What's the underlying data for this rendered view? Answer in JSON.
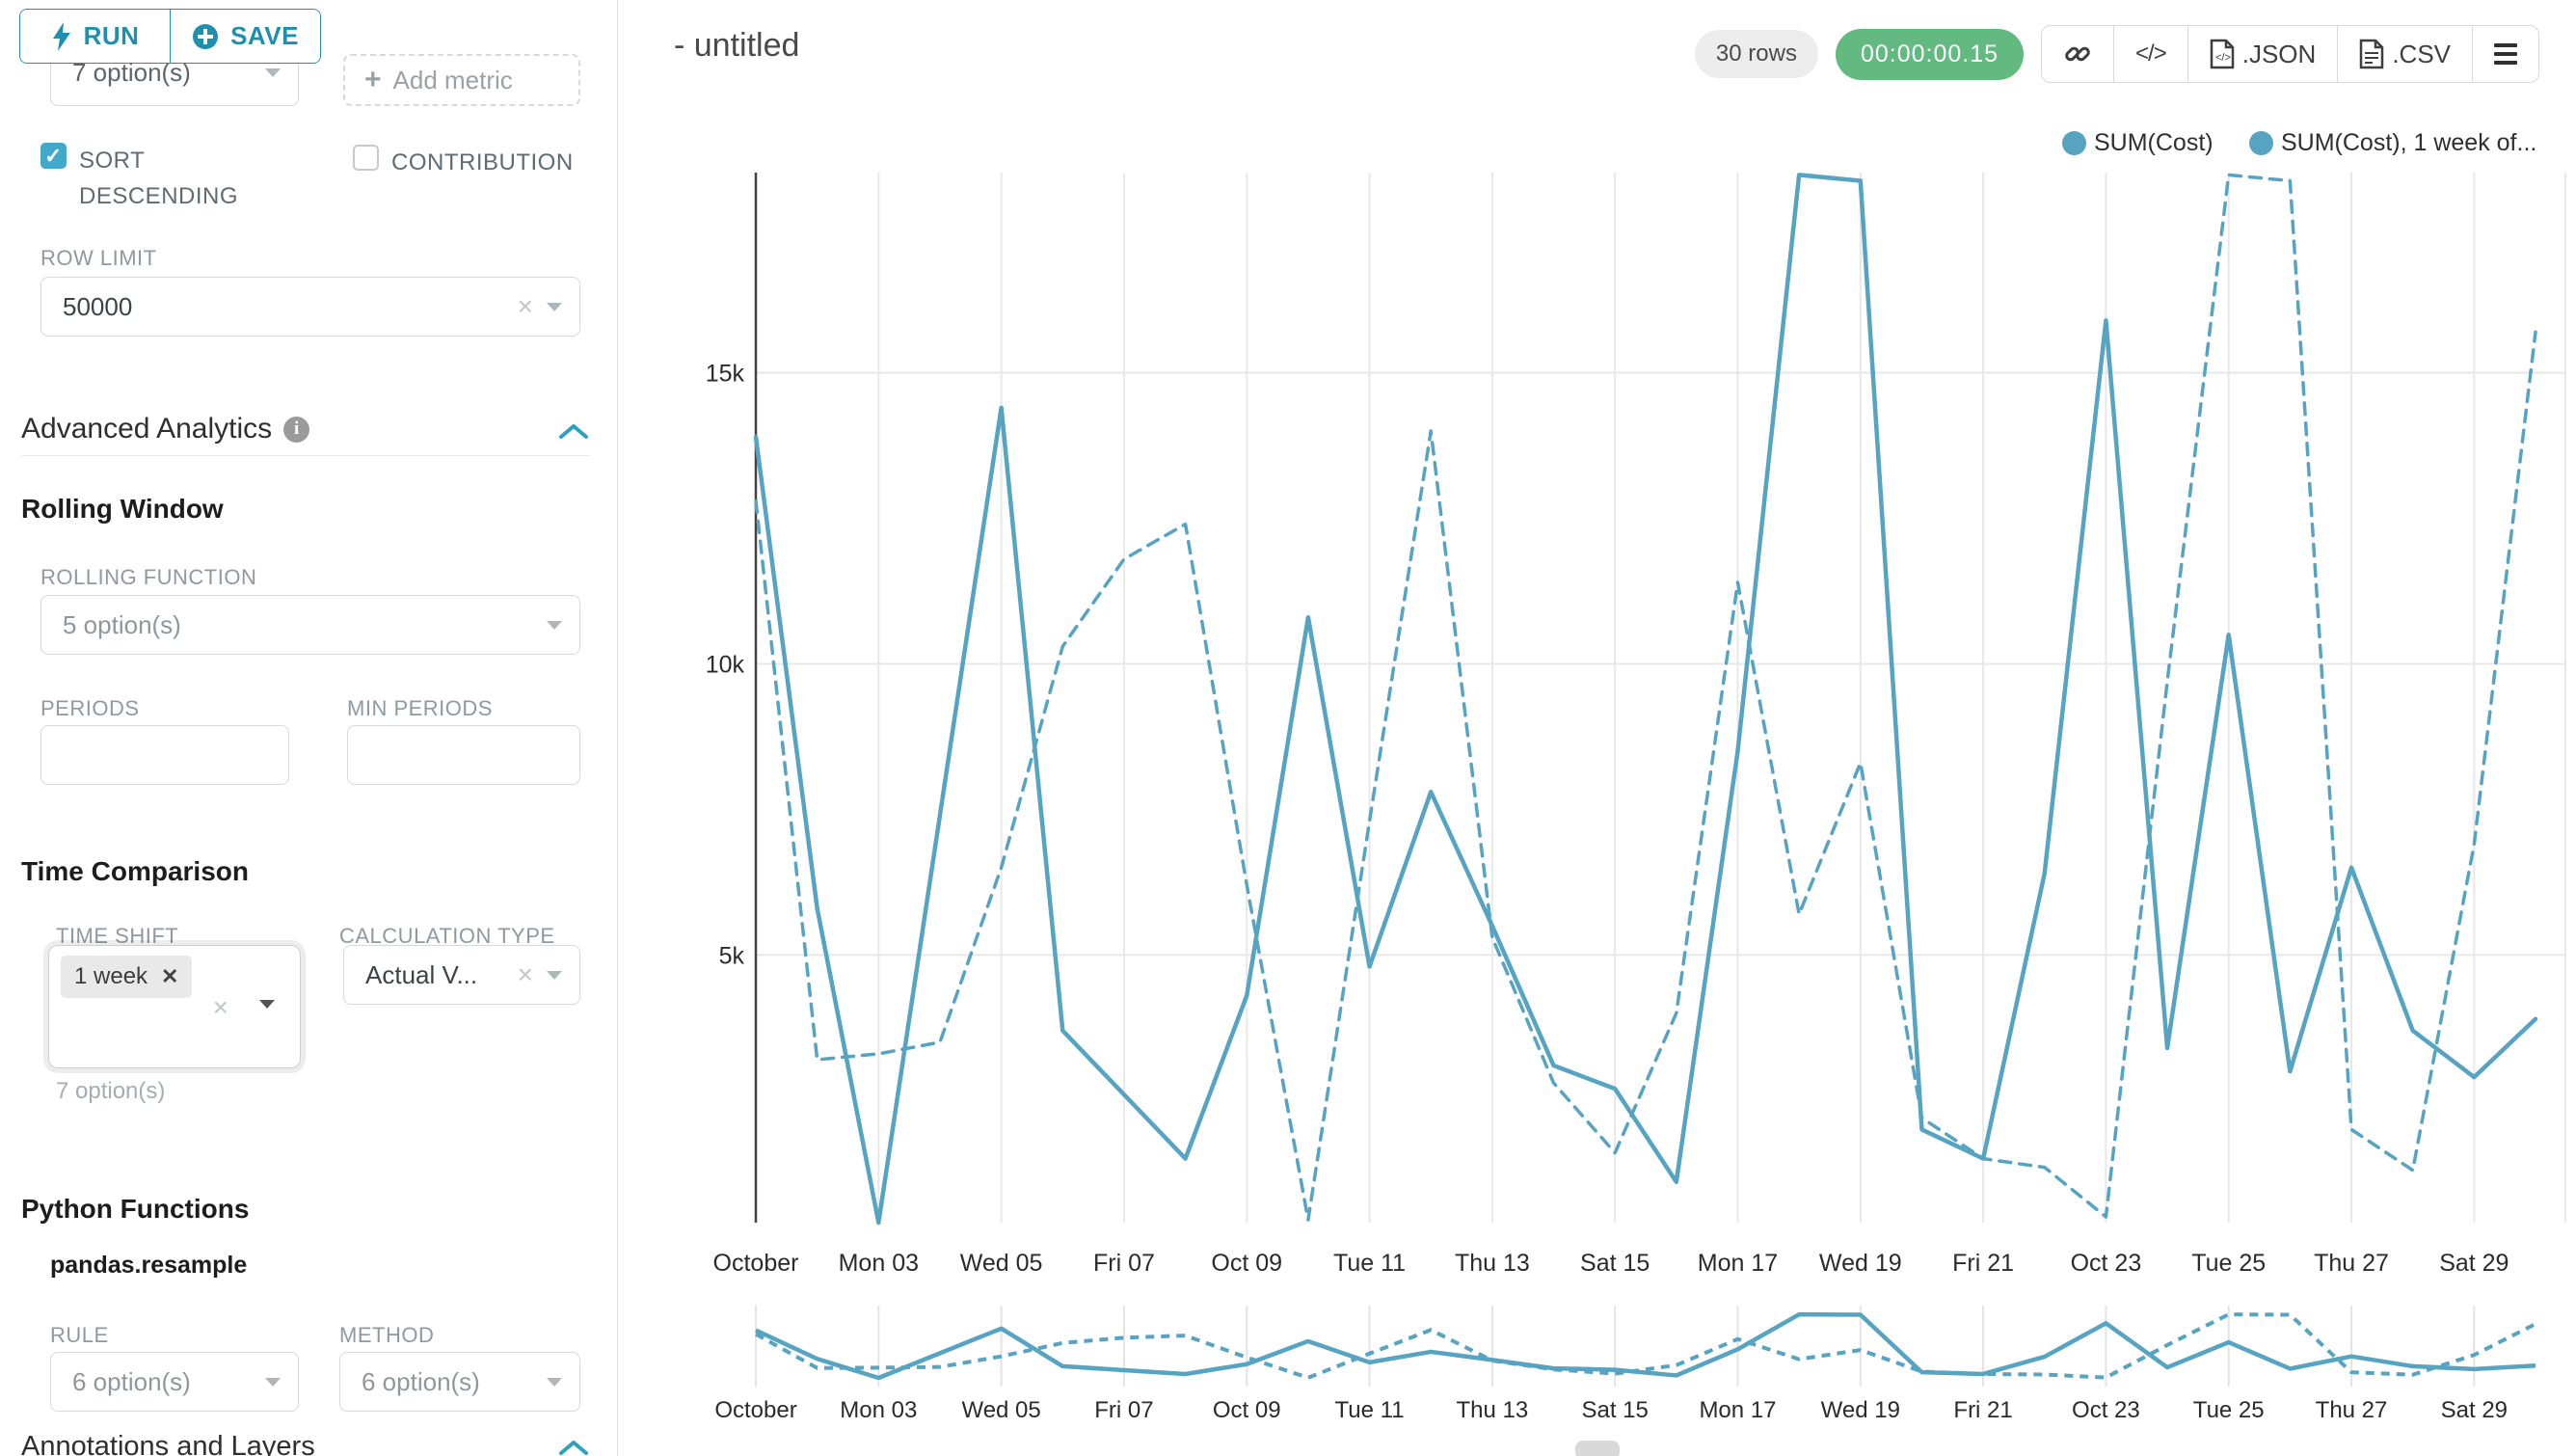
{
  "colors": {
    "line": "#56a3c2",
    "ui_teal": "#1f8faf",
    "checkbox_teal": "#41aacb",
    "chevron_teal": "#2fa0c0",
    "timer_green": "#62ba80",
    "grid": "#e8e8e8",
    "axis": "#444444",
    "tick_text": "#2b2b2b"
  },
  "sidebar": {
    "run_button": {
      "label": "RUN"
    },
    "save_button": {
      "label": "SAVE"
    },
    "metrics_select_value": "7 option(s)",
    "add_metric_label": "Add metric",
    "sort_descending": {
      "label": "SORT DESCENDING",
      "checked": true
    },
    "contribution": {
      "label": "CONTRIBUTION",
      "checked": false
    },
    "row_limit": {
      "label": "ROW LIMIT",
      "value": "50000"
    },
    "advanced_analytics": {
      "title": "Advanced Analytics",
      "rolling_window": {
        "title": "Rolling Window",
        "rolling_function": {
          "label": "ROLLING FUNCTION",
          "placeholder": "5 option(s)"
        },
        "periods": {
          "label": "PERIODS",
          "value": ""
        },
        "min_periods": {
          "label": "MIN PERIODS",
          "value": ""
        }
      },
      "time_comparison": {
        "title": "Time Comparison",
        "time_shift": {
          "label": "TIME SHIFT",
          "selected": "1 week",
          "hint": "7 option(s)"
        },
        "calculation_type": {
          "label": "CALCULATION TYPE",
          "value": "Actual V..."
        }
      },
      "python_functions": {
        "title": "Python Functions",
        "subtitle": "pandas.resample",
        "rule": {
          "label": "RULE",
          "placeholder": "6 option(s)"
        },
        "method": {
          "label": "METHOD",
          "placeholder": "6 option(s)"
        }
      },
      "annotations": {
        "title": "Annotations and Layers"
      }
    }
  },
  "header": {
    "title": "- untitled",
    "rows_badge": "30 rows",
    "timer_badge": "00:00:00.15",
    "buttons": {
      "code_icon": "</>",
      "json": ".JSON",
      "csv": ".CSV"
    }
  },
  "legend": {
    "items": [
      {
        "label": "SUM(Cost)"
      },
      {
        "label": "SUM(Cost), 1 week of..."
      }
    ]
  },
  "chart_data": {
    "type": "line",
    "title": "- untitled",
    "x": [
      "Oct 01",
      "Oct 02",
      "Oct 03",
      "Oct 04",
      "Oct 05",
      "Oct 06",
      "Oct 07",
      "Oct 08",
      "Oct 09",
      "Oct 10",
      "Oct 11",
      "Oct 12",
      "Oct 13",
      "Oct 14",
      "Oct 15",
      "Oct 16",
      "Oct 17",
      "Oct 18",
      "Oct 19",
      "Oct 20",
      "Oct 21",
      "Oct 22",
      "Oct 23",
      "Oct 24",
      "Oct 25",
      "Oct 26",
      "Oct 27",
      "Oct 28",
      "Oct 29",
      "Oct 30"
    ],
    "x_tick_labels": [
      "October",
      "Mon 03",
      "Wed 05",
      "Fri 07",
      "Oct 09",
      "Tue 11",
      "Thu 13",
      "Sat 15",
      "Mon 17",
      "Wed 19",
      "Fri 21",
      "Oct 23",
      "Tue 25",
      "Thu 27",
      "Sat 29"
    ],
    "y_ticks": [
      5000,
      10000,
      15000
    ],
    "y_tick_labels": [
      "5k",
      "10k",
      "15k"
    ],
    "y_domain": [
      400,
      18440
    ],
    "grid": true,
    "legend_position": "top-right",
    "has_mini_overview_chart": true,
    "series": [
      {
        "name": "SUM(Cost)",
        "line_style": "solid",
        "values": [
          13900,
          5800,
          400,
          7400,
          14400,
          3700,
          2600,
          1500,
          4300,
          10800,
          4800,
          7800,
          5500,
          3100,
          2700,
          1100,
          8500,
          18400,
          18300,
          2000,
          1500,
          6400,
          15900,
          3400,
          10500,
          3000,
          6500,
          3700,
          2900,
          3900
        ]
      },
      {
        "name": "SUM(Cost), 1 week offset",
        "line_style": "dashed",
        "values": [
          12800,
          3200,
          3300,
          3500,
          6500,
          10300,
          11800,
          12400,
          6200,
          450,
          7300,
          14000,
          5300,
          2800,
          1600,
          4000,
          11400,
          5700,
          8300,
          2200,
          1500,
          1350,
          500,
          9700,
          18400,
          18300,
          2000,
          1300,
          6900,
          15700
        ]
      }
    ]
  }
}
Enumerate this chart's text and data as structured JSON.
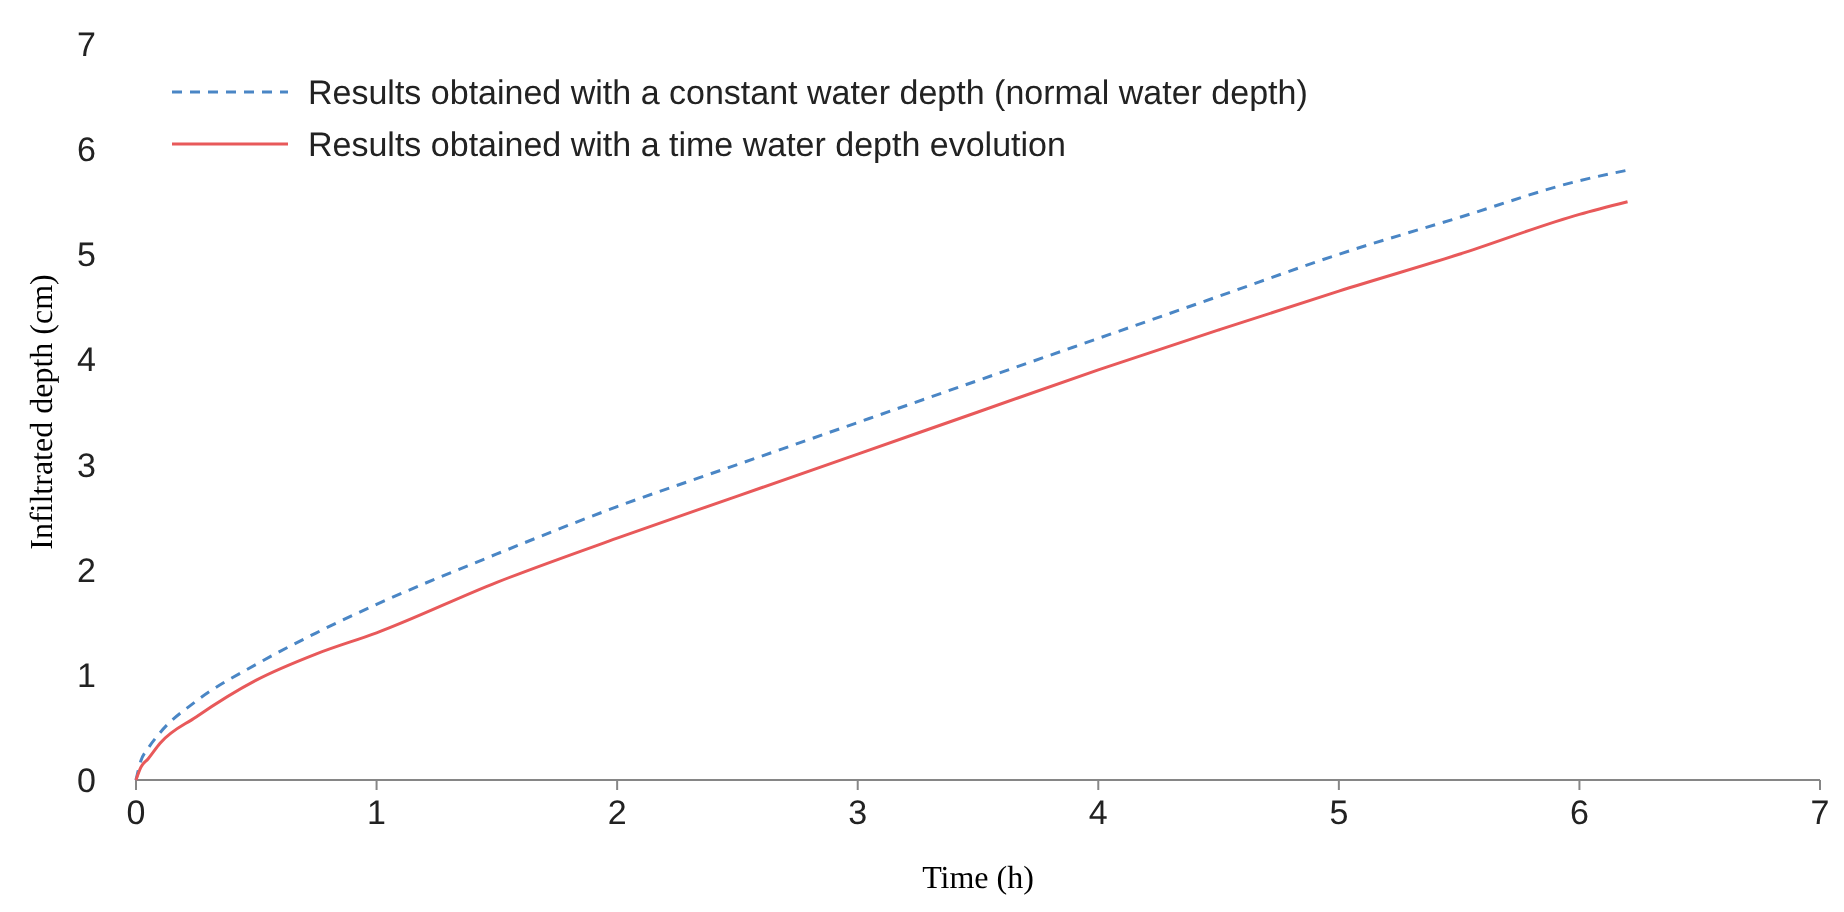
{
  "chart_data": {
    "type": "line",
    "xlabel": "Time (h)",
    "ylabel": "Infiltrated depth (cm)",
    "xlim": [
      0,
      7
    ],
    "ylim": [
      0,
      7
    ],
    "xticks": [
      0,
      1,
      2,
      3,
      4,
      5,
      6,
      7
    ],
    "yticks": [
      0,
      1,
      2,
      3,
      4,
      5,
      6,
      7
    ],
    "grid": false,
    "legend": "top left",
    "x": [
      0,
      0.02,
      0.05,
      0.1,
      0.25,
      0.5,
      0.75,
      1,
      1.5,
      2,
      2.5,
      3,
      3.5,
      4,
      4.5,
      5,
      5.5,
      6,
      6.2
    ],
    "series": [
      {
        "name": "Results obtained with a constant water depth (normal water depth)",
        "color": "#4a86c5",
        "line_style": "dashed",
        "values": [
          0,
          0.18,
          0.3,
          0.45,
          0.75,
          1.1,
          1.4,
          1.67,
          2.15,
          2.6,
          3.0,
          3.4,
          3.8,
          4.2,
          4.6,
          5.0,
          5.35,
          5.7,
          5.8
        ]
      },
      {
        "name": "Results obtained with a time water depth evolution",
        "color": "#e8595a",
        "line_style": "solid",
        "values": [
          0,
          0.12,
          0.2,
          0.35,
          0.6,
          0.95,
          1.2,
          1.4,
          1.88,
          2.3,
          2.7,
          3.1,
          3.5,
          3.9,
          4.28,
          4.65,
          5.0,
          5.38,
          5.5
        ]
      }
    ]
  }
}
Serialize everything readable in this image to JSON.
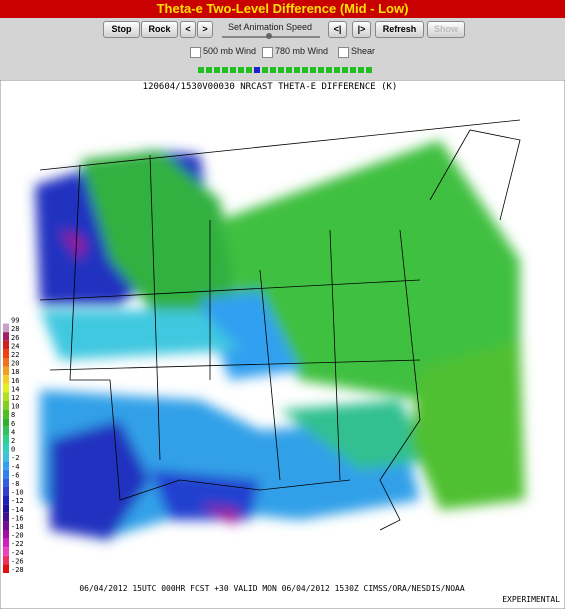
{
  "header": {
    "title": "Theta-e Two-Level Difference (Mid - Low)"
  },
  "controls": {
    "buttons": [
      "Stop",
      "Rock",
      "<",
      ">"
    ],
    "speed_label": "Set Animation Speed",
    "buttons2": [
      "<|",
      "|>",
      "Refresh",
      "Show"
    ],
    "checkboxes": [
      "500 mb Wind",
      "780 mb Wind",
      "Shear"
    ]
  },
  "map": {
    "title": "120604/1530V00030 NRCAST THETA-E DIFFERENCE (K)",
    "footer": "06/04/2012 15UTC 000HR FCST +30 VALID MON 06/04/2012 1530Z  CIMSS/ORA/NESDIS/NOAA",
    "badge": "EXPERIMENTAL",
    "legend": {
      "labels": [
        99,
        28,
        26,
        24,
        22,
        20,
        18,
        16,
        14,
        12,
        10,
        8,
        6,
        4,
        2,
        0,
        -2,
        -4,
        -6,
        -8,
        -10,
        -12,
        -14,
        -16,
        -18,
        -20,
        -22,
        -24,
        -26,
        -28
      ],
      "colors": [
        "#ffffff",
        "#c8a0c8",
        "#a02060",
        "#d02020",
        "#f04010",
        "#f07020",
        "#f0a020",
        "#f0d020",
        "#e0f020",
        "#b0e020",
        "#80d020",
        "#50c020",
        "#30b030",
        "#30c060",
        "#30d090",
        "#30d0c0",
        "#40c0e0",
        "#30a0f0",
        "#3080f0",
        "#3060e0",
        "#3040d0",
        "#2020c0",
        "#2010a0",
        "#401090",
        "#701090",
        "#a010a0",
        "#d020c0",
        "#f040c0",
        "#f03060",
        "#e01010"
      ]
    }
  }
}
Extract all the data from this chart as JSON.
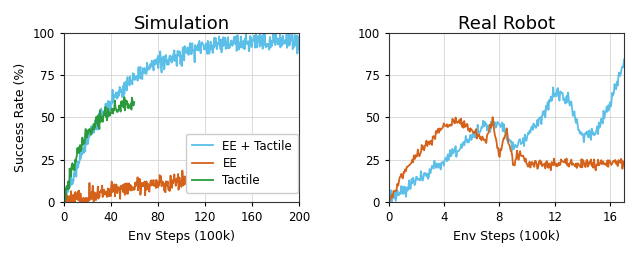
{
  "title_sim": "Simulation",
  "title_real": "Real Robot",
  "ylabel": "Success Rate (%)",
  "xlabel": "Env Steps (100k)",
  "colors": {
    "ee_tactile": "#5bbfe8",
    "ee": "#d4621a",
    "tactile": "#2a9a3c"
  },
  "legend_labels": [
    "EE + Tactile",
    "EE",
    "Tactile"
  ],
  "sim_xlim": [
    0,
    200
  ],
  "sim_ylim": [
    0,
    100
  ],
  "sim_xticks": [
    0,
    40,
    80,
    120,
    160,
    200
  ],
  "sim_yticks": [
    0,
    25,
    50,
    75,
    100
  ],
  "real_xlim": [
    0,
    17
  ],
  "real_ylim": [
    0,
    100
  ],
  "real_xticks": [
    0,
    4,
    8,
    12,
    16
  ],
  "real_yticks": [
    0,
    25,
    50,
    75,
    100
  ],
  "background_color": "#ffffff",
  "grid_color": "#cccccc",
  "title_fontsize": 13,
  "label_fontsize": 9,
  "tick_fontsize": 8.5,
  "legend_fontsize": 8.5,
  "linewidth": 1.3
}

━━━━

» SET TASK
Copy out every line where the word "depth" occurs.

» WRITTEN RESPONSE
    "ylabel": "Infiltrated depth (cm)",
        "name": "Results obtained with a constant water depth (normal water depth)",
        "name": "Results obtained with a time water depth evolution",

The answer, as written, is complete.